▶ **SOURCE MATERIAL**:

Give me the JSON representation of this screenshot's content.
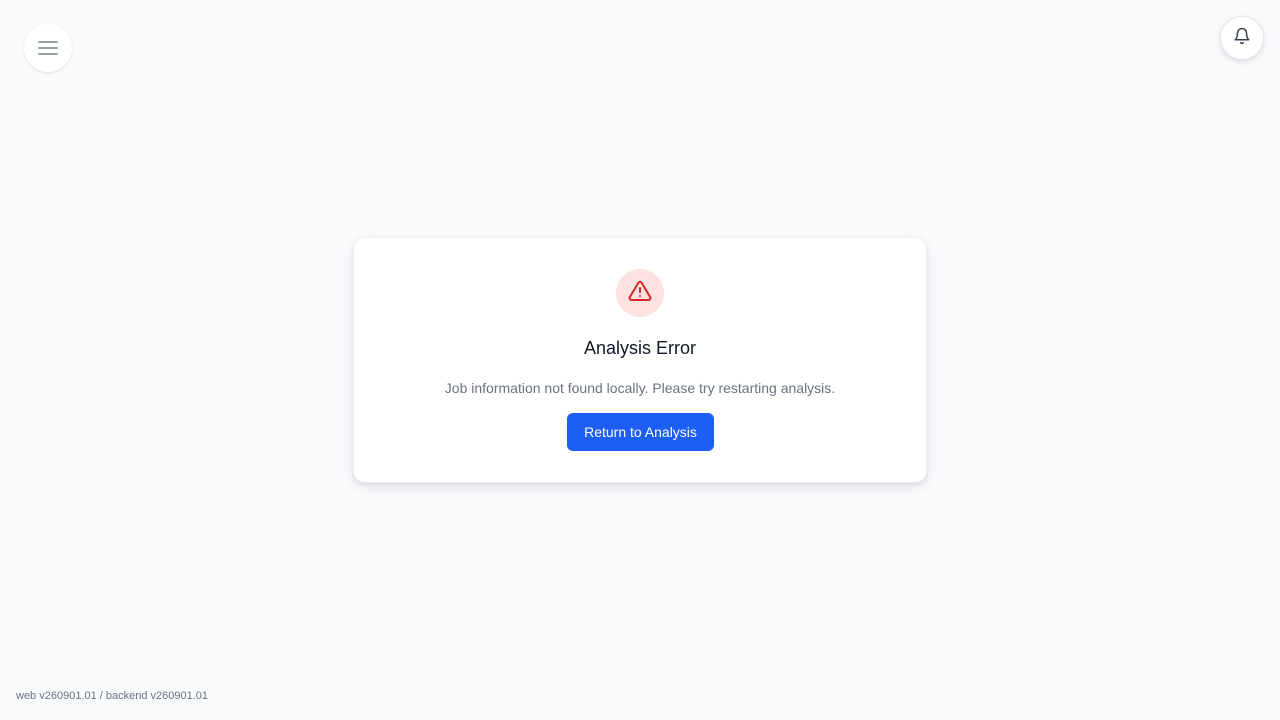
{
  "header": {
    "menu_icon": "hamburger-menu-icon",
    "notification_icon": "bell-icon"
  },
  "error_card": {
    "icon": "warning-triangle-icon",
    "title": "Analysis Error",
    "message": "Job information not found locally. Please try restarting analysis.",
    "button_label": "Return to Analysis"
  },
  "footer": {
    "version": "web v260901.01 / backend v260901.01"
  },
  "colors": {
    "background": "#f8fafc",
    "primary": "#1d5ef5",
    "error": "#dc2626",
    "error_bg": "#fee2e2"
  }
}
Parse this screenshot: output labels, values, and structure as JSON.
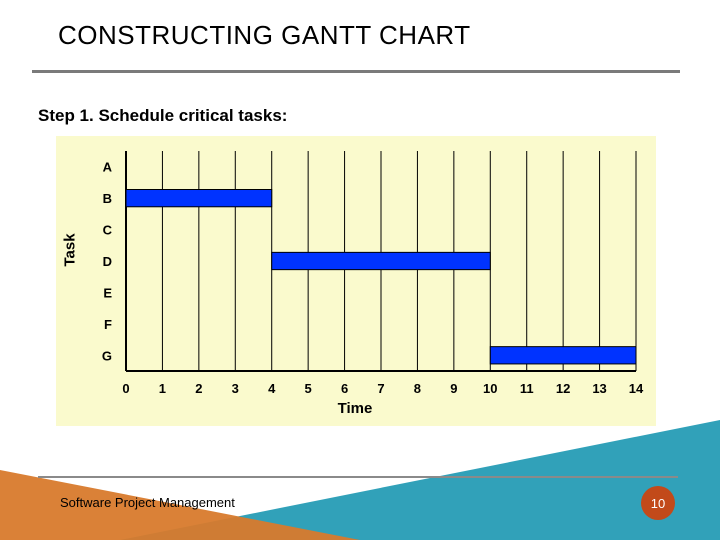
{
  "title": "CONSTRUCTING GANTT CHART",
  "step_text": "Step 1. Schedule critical tasks:",
  "footer": "Software Project Management",
  "page_number": "10",
  "chart_data": {
    "type": "gantt",
    "xlabel": "Time",
    "ylabel": "Task",
    "x_ticks": [
      0,
      1,
      2,
      3,
      4,
      5,
      6,
      7,
      8,
      9,
      10,
      11,
      12,
      13,
      14
    ],
    "xlim": [
      0,
      14
    ],
    "tasks": [
      "A",
      "B",
      "C",
      "D",
      "E",
      "F",
      "G"
    ],
    "bars": [
      {
        "task": "B",
        "start": 0,
        "end": 4
      },
      {
        "task": "D",
        "start": 4,
        "end": 10
      },
      {
        "task": "G",
        "start": 10,
        "end": 14
      }
    ],
    "bar_color": "#0033ff",
    "grid": true
  }
}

▶ **PROBLEM TO SOLVE**: Reproduce the whole listing above word for word, but not its pictures.

▶ **TASK SOLUTION**:
Give me the JSON representation of this screenshot's content.
{
  "header": {
    "menu_icon": "hamburger-menu-icon",
    "notification_icon": "bell-icon"
  },
  "error_card": {
    "icon": "warning-triangle-icon",
    "title": "Analysis Error",
    "message": "Job information not found locally. Please try restarting analysis.",
    "button_label": "Return to Analysis"
  },
  "footer": {
    "version": "web v260901.01 / backend v260901.01"
  },
  "colors": {
    "background": "#f8fafc",
    "primary": "#1d5ef5",
    "error": "#dc2626",
    "error_bg": "#fee2e2"
  }
}
Parse this screenshot: output labels, values, and structure as JSON.
{
  "title": "CONSTRUCTING GANTT CHART",
  "step_text": "Step 1. Schedule critical tasks:",
  "footer": "Software Project Management",
  "page_number": "10",
  "chart_data": {
    "type": "gantt",
    "xlabel": "Time",
    "ylabel": "Task",
    "x_ticks": [
      0,
      1,
      2,
      3,
      4,
      5,
      6,
      7,
      8,
      9,
      10,
      11,
      12,
      13,
      14
    ],
    "xlim": [
      0,
      14
    ],
    "tasks": [
      "A",
      "B",
      "C",
      "D",
      "E",
      "F",
      "G"
    ],
    "bars": [
      {
        "task": "B",
        "start": 0,
        "end": 4
      },
      {
        "task": "D",
        "start": 4,
        "end": 10
      },
      {
        "task": "G",
        "start": 10,
        "end": 14
      }
    ],
    "bar_color": "#0033ff",
    "grid": true
  }
}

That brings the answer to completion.